→ **DESCRIPTION OF THE TASK**:
In the entries below, find the lines that contain the word "color" and copy them.

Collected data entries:
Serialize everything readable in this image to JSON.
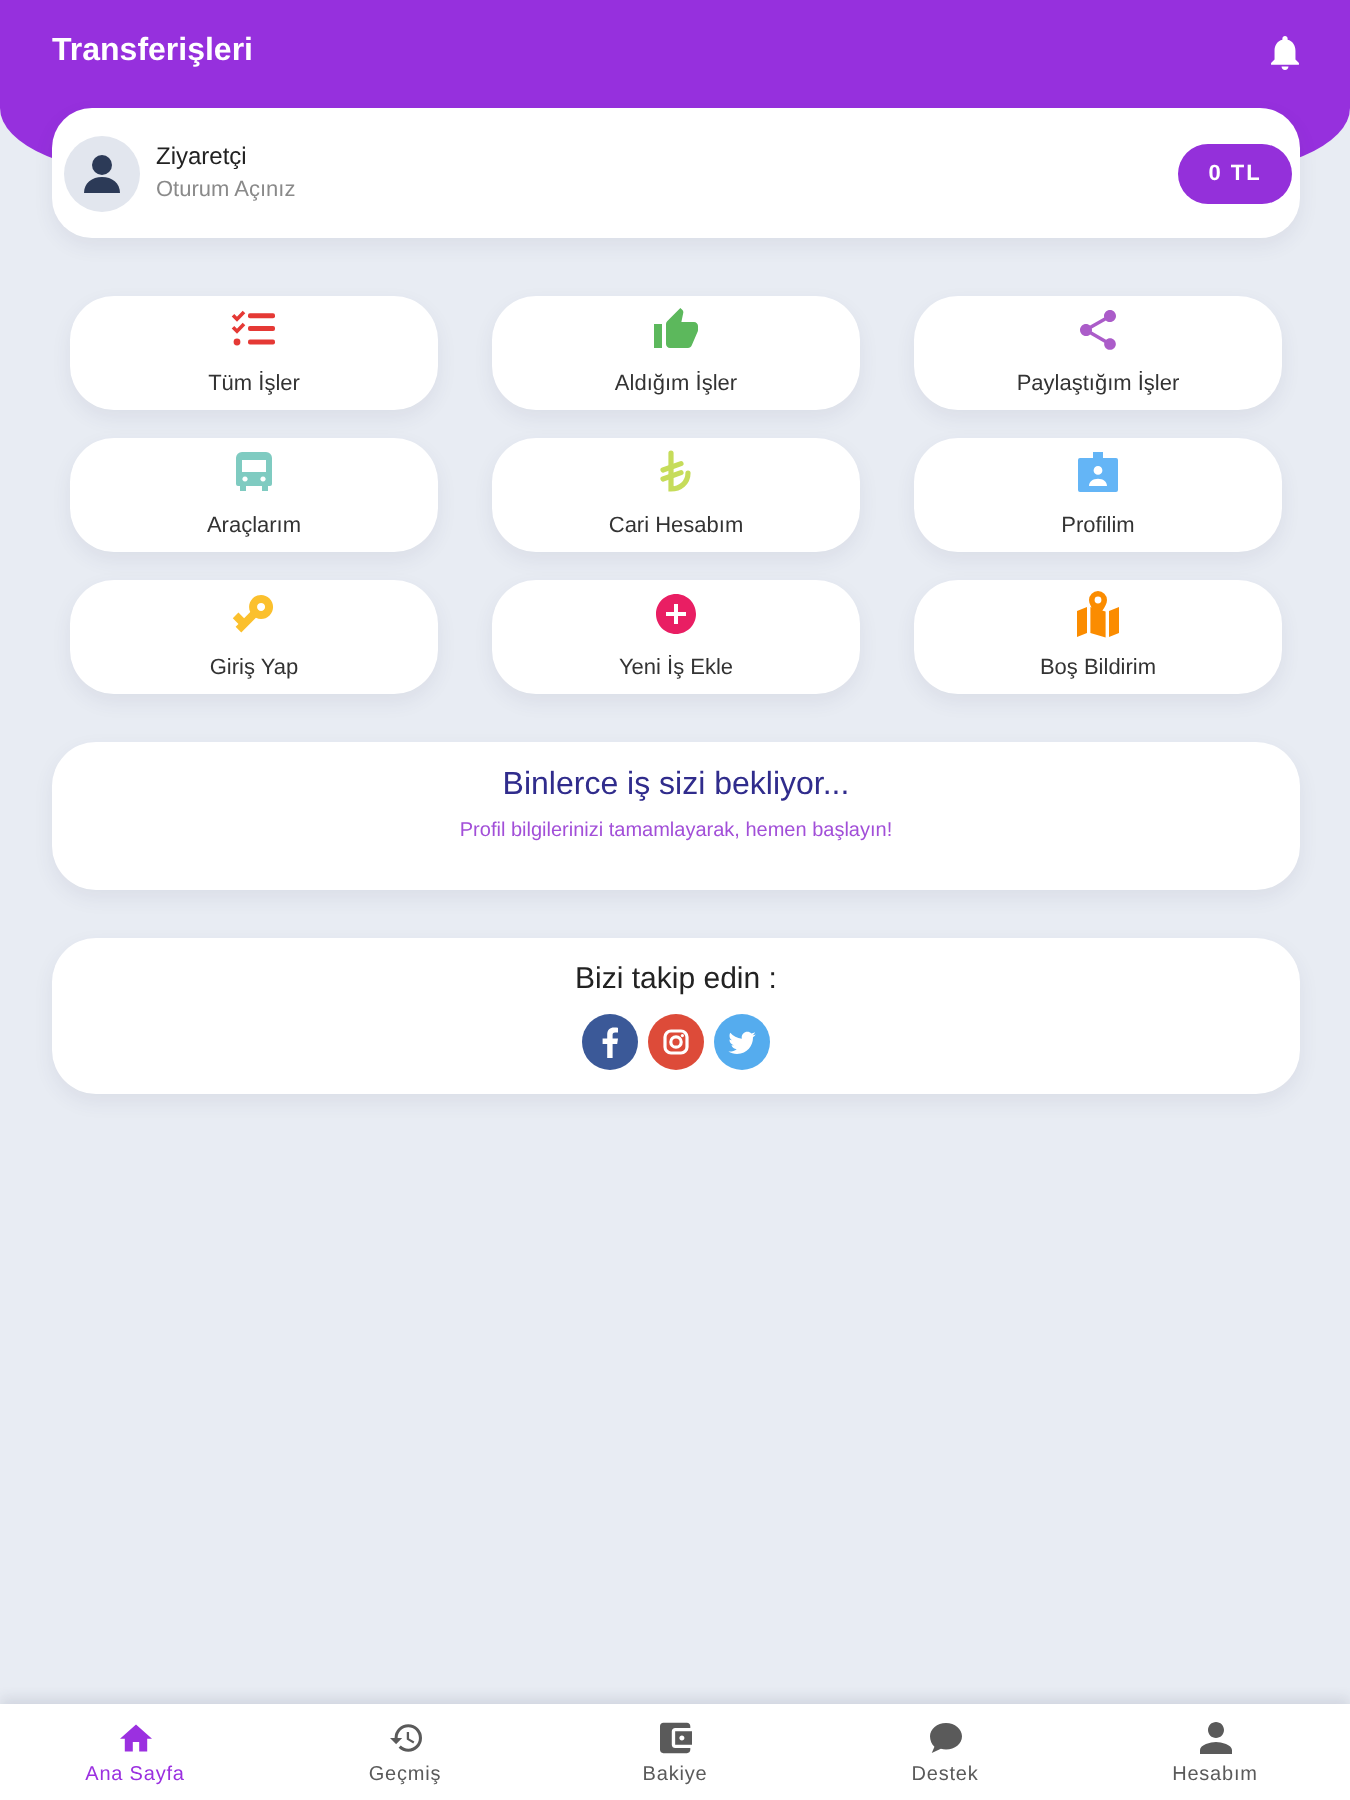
{
  "header": {
    "title": "Transferişleri"
  },
  "user_card": {
    "name": "Ziyaretçi",
    "status": "Oturum Açınız",
    "balance": "0 TL"
  },
  "menu": [
    {
      "label": "Tüm İşler",
      "color": "#e53935"
    },
    {
      "label": "Aldığım İşler",
      "color": "#5cb85c"
    },
    {
      "label": "Paylaştığım İşler",
      "color": "#ab5cc9"
    },
    {
      "label": "Araçlarım",
      "color": "#7fcbc1"
    },
    {
      "label": "Cari Hesabım",
      "color": "#c6dc5a"
    },
    {
      "label": "Profilim",
      "color": "#64b5f6"
    },
    {
      "label": "Giriş Yap",
      "color": "#fbc02d"
    },
    {
      "label": "Yeni İş Ekle",
      "color": "#e91e63"
    },
    {
      "label": "Boş Bildirim",
      "color": "#fb8c00"
    }
  ],
  "banner": {
    "title": "Binlerce iş sizi bekliyor...",
    "subtitle": "Profil bilgilerinizi tamamlayarak, hemen başlayın!"
  },
  "follow": {
    "title": "Bizi takip edin :"
  },
  "bottom_nav": [
    {
      "label": "Ana Sayfa",
      "selected": true
    },
    {
      "label": "Geçmiş",
      "selected": false
    },
    {
      "label": "Bakiye",
      "selected": false
    },
    {
      "label": "Destek",
      "selected": false
    },
    {
      "label": "Hesabım",
      "selected": false
    }
  ]
}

→ **RESPONSE FOR THIS EXERCISE**:
      "color": "#e53935"
      "color": "#5cb85c"
      "color": "#ab5cc9"
      "color": "#7fcbc1"
      "color": "#c6dc5a"
      "color": "#64b5f6"
      "color": "#fbc02d"
      "color": "#e91e63"
      "color": "#fb8c00"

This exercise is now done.